### GIVEN EXERCISE
Copy the records below exactly as they are written.
___ RAW RECORDS
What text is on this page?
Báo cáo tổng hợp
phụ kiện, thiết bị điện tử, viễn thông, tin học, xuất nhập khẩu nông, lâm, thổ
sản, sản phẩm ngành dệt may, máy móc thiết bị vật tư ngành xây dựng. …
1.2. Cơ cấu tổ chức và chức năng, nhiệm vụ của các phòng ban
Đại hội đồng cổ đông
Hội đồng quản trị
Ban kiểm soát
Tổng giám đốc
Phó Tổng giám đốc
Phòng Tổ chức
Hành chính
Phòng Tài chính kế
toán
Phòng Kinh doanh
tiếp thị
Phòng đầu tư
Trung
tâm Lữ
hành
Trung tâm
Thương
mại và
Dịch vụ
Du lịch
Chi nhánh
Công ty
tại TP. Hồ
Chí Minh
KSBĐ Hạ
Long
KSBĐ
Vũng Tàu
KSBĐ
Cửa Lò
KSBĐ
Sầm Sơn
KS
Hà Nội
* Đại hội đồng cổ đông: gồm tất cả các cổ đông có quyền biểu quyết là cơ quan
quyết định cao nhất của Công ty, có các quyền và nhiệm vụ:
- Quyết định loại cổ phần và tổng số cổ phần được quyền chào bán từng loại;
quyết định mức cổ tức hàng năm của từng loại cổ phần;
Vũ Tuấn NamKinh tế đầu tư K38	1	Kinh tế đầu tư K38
______
### OUTPUT FOR THIS TASK
What text is on this page?
Báo cáo tổng hợp
phụ kiện, thiết bị điện tử, viễn thông, tin học, xuất nhập khẩu nông, lâm, thổ
sản, sản phẩm ngành dệt may, máy móc thiết bị vật tư ngành xây dựng. …
1.2. Cơ cấu tổ chức và chức năng, nhiệm vụ của các phòng ban
Đại hội đồng cổ đông
Hội đồng quản trị
Ban kiểm soát
Tổng giám đốc
Phó Tổng giám đốc
Phòng Tổ chức
Hành chính
Phòng Tài chính kế
toán
Phòng Kinh doanh
tiếp thị
Phòng đầu tư
Trung
tâm Lữ
hành
Trung tâm
Thương
mại và
Dịch vụ
Du lịch
Chi nhánh
Công ty
tại TP. Hồ
Chí Minh
KSBĐ Hạ
Long
KSBĐ
Vũng Tàu
KSBĐ
Cửa Lò
KSBĐ
Sầm Sơn
KS
Hà Nội
* Đại hội đồng cổ đông: gồm tất cả các cổ đông có quyền biểu quyết là cơ quan
quyết định cao nhất của Công ty, có các quyền và nhiệm vụ:
- Quyết định loại cổ phần và tổng số cổ phần được quyền chào bán từng loại;
quyết định mức cổ tức hàng năm của từng loại cổ phần;
Vũ Tuấn NamKinh tế đầu tư K38	1	Kinh tế đầu tư K38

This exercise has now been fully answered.